What is required: Repeat the records below exactly.

Data supplied:
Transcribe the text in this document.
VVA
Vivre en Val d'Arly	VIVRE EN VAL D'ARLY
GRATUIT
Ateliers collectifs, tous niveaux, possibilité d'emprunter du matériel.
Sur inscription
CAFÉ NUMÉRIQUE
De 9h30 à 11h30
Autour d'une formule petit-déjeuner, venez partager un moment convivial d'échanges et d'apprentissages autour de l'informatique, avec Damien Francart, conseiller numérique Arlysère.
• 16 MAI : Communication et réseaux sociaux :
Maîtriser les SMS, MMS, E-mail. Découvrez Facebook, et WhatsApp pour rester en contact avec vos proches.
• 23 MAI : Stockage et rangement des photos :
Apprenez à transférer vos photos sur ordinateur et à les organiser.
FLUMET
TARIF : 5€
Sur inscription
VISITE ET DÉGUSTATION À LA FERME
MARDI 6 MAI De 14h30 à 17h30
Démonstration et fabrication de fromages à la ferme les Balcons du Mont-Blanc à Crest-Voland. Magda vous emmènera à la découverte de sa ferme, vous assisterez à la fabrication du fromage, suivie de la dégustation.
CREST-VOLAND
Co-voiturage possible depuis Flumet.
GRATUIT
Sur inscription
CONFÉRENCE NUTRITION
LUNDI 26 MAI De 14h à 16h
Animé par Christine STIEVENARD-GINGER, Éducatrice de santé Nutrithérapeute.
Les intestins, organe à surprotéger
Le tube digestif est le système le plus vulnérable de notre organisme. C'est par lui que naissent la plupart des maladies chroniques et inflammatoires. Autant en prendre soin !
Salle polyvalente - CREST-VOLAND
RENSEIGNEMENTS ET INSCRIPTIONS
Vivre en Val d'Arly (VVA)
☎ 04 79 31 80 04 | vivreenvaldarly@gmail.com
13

Response:
Transcribe the text in this document.
VVA
Vivre en Val d'Arly	VIVRE EN VAL D'ARLY
GRATUIT
Ateliers collectifs, tous niveaux, possibilité d'emprunter du matériel.
Sur inscription
CAFÉ NUMÉRIQUE
De 9h30 à 11h30
Autour d'une formule petit-déjeuner, venez partager un moment convivial d'échanges et d'apprentissages autour de l'informatique, avec Damien Francart, conseiller numérique Arlysère.
• 16 MAI : Communication et réseaux sociaux :
Maîtriser les SMS, MMS, E-mail. Découvrez Facebook, et WhatsApp pour rester en contact avec vos proches.
• 23 MAI : Stockage et rangement des photos :
Apprenez à transférer vos photos sur ordinateur et à les organiser.
FLUMET
TARIF : 5€
Sur inscription
VISITE ET DÉGUSTATION À LA FERME
MARDI 6 MAI De 14h30 à 17h30
Démonstration et fabrication de fromages à la ferme les Balcons du Mont-Blanc à Crest-Voland. Magda vous emmènera à la découverte de sa ferme, vous assisterez à la fabrication du fromage, suivie de la dégustation.
CREST-VOLAND
Co-voiturage possible depuis Flumet.
GRATUIT
Sur inscription
CONFÉRENCE NUTRITION
LUNDI 26 MAI De 14h à 16h
Animé par Christine STIEVENARD-GINGER, Éducatrice de santé Nutrithérapeute.
Les intestins, organe à surprotéger
Le tube digestif est le système le plus vulnérable de notre organisme. C'est par lui que naissent la plupart des maladies chroniques et inflammatoires. Autant en prendre soin !
Salle polyvalente - CREST-VOLAND
RENSEIGNEMENTS ET INSCRIPTIONS
Vivre en Val d'Arly (VVA)
☎ 04 79 31 80 04 | vivreenvaldarly@gmail.com
13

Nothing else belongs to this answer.